** BEGIN Source records **

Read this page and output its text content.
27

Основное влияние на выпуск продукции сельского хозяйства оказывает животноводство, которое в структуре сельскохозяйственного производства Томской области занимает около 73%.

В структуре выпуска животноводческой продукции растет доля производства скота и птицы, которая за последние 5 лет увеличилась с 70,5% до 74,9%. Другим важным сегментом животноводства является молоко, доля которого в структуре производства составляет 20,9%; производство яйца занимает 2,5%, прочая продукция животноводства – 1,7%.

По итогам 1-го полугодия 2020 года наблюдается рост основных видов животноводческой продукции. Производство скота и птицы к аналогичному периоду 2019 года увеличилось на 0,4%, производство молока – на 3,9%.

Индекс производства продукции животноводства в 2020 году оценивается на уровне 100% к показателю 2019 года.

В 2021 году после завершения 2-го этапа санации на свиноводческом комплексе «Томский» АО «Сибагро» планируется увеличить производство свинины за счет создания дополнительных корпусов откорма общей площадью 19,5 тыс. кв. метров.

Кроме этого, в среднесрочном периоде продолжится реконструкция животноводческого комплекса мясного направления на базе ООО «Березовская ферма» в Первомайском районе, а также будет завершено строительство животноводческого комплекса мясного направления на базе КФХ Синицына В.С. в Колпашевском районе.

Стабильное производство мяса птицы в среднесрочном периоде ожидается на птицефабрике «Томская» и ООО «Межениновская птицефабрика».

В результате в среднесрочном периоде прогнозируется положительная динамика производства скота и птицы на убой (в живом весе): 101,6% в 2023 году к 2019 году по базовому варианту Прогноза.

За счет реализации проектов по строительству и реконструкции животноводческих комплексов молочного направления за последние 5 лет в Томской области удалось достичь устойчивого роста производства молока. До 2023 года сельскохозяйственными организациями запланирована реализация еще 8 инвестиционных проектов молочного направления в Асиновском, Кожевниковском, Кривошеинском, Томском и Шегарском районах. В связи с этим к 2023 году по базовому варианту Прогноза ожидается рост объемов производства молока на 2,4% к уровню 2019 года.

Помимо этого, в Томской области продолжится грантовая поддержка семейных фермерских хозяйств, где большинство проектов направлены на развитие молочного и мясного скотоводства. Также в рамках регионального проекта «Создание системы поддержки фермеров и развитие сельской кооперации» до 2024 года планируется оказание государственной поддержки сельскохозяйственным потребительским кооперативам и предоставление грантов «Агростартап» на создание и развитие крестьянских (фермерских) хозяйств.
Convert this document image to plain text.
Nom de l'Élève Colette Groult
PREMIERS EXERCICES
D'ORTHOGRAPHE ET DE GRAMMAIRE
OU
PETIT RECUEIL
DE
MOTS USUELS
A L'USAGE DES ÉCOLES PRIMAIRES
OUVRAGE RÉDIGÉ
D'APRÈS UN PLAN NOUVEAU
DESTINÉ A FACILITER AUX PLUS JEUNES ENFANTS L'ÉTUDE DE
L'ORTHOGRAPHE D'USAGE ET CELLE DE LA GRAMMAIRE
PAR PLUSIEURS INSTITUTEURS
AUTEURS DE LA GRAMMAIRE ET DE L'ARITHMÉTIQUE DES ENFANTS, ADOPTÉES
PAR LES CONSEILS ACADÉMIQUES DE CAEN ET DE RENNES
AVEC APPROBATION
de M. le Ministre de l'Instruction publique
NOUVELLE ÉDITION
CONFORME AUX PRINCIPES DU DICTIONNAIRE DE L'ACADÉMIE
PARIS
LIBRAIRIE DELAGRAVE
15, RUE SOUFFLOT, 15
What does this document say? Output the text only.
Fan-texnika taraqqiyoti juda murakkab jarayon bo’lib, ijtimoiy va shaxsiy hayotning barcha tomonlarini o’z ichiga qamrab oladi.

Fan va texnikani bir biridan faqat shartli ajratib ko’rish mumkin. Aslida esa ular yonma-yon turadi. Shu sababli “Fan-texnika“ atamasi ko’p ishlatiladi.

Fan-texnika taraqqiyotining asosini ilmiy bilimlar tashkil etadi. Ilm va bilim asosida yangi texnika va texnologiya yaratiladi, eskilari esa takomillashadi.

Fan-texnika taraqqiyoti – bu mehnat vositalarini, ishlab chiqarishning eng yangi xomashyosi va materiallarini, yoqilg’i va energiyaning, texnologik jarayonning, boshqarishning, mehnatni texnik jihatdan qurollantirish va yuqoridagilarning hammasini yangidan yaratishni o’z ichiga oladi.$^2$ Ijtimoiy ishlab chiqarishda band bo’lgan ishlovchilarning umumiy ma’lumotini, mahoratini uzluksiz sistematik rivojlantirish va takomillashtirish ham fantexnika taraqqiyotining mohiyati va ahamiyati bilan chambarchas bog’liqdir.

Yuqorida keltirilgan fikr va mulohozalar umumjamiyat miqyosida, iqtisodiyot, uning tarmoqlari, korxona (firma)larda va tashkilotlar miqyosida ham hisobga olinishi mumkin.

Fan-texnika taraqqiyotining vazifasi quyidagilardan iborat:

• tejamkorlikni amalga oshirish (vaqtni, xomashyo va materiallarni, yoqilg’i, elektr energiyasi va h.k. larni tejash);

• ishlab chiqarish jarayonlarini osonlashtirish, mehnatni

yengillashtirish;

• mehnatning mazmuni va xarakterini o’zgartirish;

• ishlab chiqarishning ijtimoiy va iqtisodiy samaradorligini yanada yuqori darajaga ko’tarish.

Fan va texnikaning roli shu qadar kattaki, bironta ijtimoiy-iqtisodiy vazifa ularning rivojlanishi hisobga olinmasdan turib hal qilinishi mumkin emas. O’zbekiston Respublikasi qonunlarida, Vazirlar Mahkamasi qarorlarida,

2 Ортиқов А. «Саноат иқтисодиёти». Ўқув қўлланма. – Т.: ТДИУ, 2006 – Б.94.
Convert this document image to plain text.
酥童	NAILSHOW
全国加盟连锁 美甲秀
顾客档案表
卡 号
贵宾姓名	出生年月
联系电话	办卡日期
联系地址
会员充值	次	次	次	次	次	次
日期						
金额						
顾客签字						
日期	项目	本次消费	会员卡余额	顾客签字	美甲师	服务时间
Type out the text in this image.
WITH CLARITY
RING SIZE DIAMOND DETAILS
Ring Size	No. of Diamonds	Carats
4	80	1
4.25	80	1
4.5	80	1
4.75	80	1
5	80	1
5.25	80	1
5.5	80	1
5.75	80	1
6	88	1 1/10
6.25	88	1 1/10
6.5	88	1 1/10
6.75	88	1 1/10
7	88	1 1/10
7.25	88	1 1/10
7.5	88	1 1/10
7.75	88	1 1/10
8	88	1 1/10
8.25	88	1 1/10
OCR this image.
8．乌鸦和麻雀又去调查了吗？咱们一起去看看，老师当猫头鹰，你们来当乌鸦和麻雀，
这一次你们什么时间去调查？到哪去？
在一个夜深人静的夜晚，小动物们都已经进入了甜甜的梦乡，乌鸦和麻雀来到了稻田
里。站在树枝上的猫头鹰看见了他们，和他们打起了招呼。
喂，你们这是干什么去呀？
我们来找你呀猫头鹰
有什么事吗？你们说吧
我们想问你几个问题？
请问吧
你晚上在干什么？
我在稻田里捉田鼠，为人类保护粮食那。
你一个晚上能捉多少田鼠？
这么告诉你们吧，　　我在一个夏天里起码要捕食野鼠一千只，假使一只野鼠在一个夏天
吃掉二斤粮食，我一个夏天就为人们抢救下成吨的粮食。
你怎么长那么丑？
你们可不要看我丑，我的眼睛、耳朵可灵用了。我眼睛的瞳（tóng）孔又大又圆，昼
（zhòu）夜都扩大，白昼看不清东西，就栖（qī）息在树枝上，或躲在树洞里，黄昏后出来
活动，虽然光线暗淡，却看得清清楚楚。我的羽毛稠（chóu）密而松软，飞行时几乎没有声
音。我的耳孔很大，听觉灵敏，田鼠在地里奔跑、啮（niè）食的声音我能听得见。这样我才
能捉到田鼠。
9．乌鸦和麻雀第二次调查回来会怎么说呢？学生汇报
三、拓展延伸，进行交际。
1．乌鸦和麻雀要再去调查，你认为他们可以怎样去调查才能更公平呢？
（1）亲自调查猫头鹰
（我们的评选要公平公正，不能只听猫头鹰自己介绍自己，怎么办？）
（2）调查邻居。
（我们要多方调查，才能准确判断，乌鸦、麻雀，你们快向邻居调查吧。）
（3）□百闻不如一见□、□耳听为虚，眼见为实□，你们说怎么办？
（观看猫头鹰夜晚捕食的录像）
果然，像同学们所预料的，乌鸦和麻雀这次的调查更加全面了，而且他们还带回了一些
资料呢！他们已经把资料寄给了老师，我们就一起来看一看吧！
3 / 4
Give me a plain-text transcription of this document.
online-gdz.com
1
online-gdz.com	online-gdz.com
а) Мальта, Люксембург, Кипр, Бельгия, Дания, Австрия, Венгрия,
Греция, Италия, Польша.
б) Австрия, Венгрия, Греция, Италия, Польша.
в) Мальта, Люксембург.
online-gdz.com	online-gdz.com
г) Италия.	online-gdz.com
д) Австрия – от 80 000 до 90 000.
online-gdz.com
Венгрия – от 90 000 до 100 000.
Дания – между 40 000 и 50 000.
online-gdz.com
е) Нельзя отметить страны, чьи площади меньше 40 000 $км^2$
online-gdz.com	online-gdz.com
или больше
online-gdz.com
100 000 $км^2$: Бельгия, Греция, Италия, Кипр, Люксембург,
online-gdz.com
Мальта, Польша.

** END Source records **

**Task requirements:** Work out the number of lines above that include the string "Прогноза" and write only that number.

**Answer to this problem:** 2